== Dataset content ==

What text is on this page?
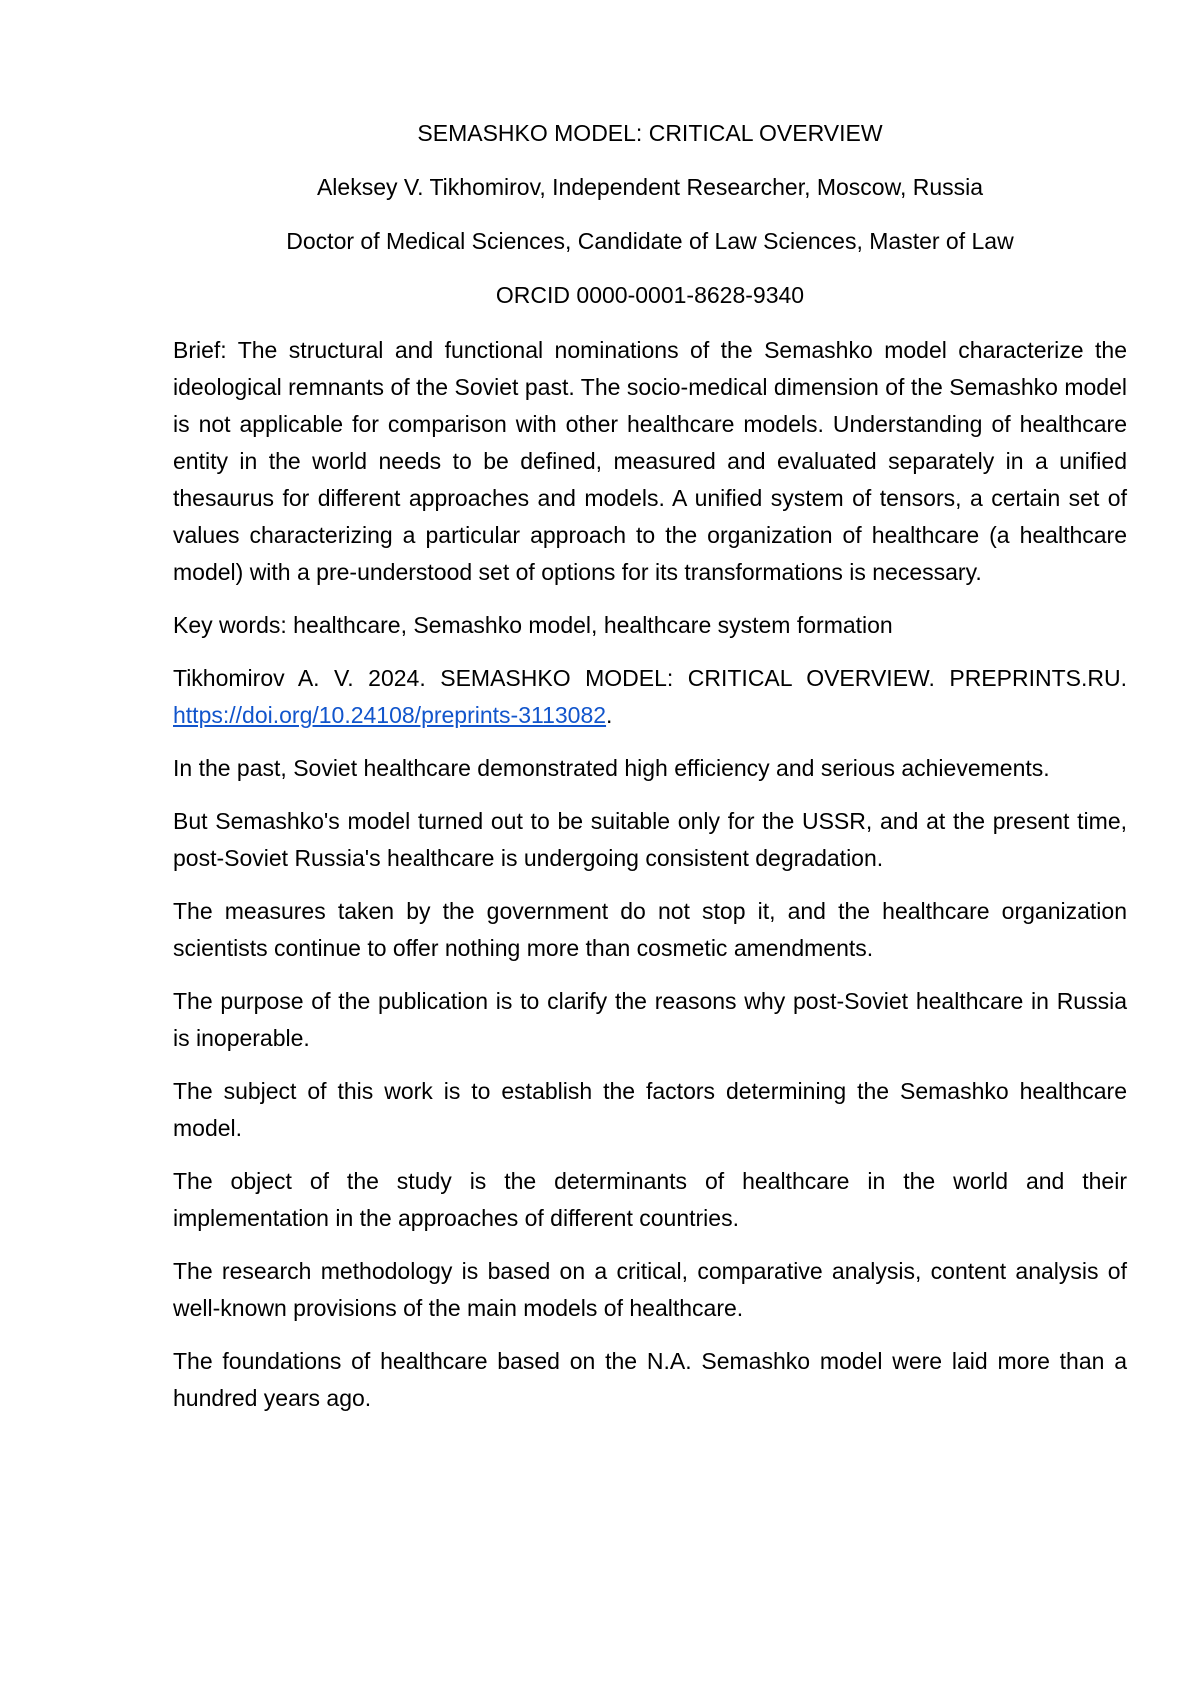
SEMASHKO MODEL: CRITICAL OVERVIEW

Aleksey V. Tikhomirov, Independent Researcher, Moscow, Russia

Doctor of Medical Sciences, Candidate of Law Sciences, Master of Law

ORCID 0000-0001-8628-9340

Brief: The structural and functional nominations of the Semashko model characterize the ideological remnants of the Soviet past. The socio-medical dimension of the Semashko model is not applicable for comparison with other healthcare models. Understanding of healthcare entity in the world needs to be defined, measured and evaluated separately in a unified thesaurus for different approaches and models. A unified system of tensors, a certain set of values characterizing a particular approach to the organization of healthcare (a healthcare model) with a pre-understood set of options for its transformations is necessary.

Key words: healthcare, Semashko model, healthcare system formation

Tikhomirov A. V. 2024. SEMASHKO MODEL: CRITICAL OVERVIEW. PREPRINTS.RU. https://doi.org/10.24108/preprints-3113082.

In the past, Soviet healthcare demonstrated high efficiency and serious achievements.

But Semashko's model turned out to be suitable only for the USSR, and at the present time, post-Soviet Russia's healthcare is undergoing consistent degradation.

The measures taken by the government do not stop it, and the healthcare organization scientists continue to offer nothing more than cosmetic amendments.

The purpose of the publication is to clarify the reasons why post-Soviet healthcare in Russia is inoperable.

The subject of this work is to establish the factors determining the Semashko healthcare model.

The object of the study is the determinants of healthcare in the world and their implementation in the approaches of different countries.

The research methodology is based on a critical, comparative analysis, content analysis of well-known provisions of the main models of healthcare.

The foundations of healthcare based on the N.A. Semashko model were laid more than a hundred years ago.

===

## Job
Go through the records and copy each line with "this" in it.

## Finished task
What text is on this page?
The subject of this work is to establish the factors determining the Semashko healthcare model.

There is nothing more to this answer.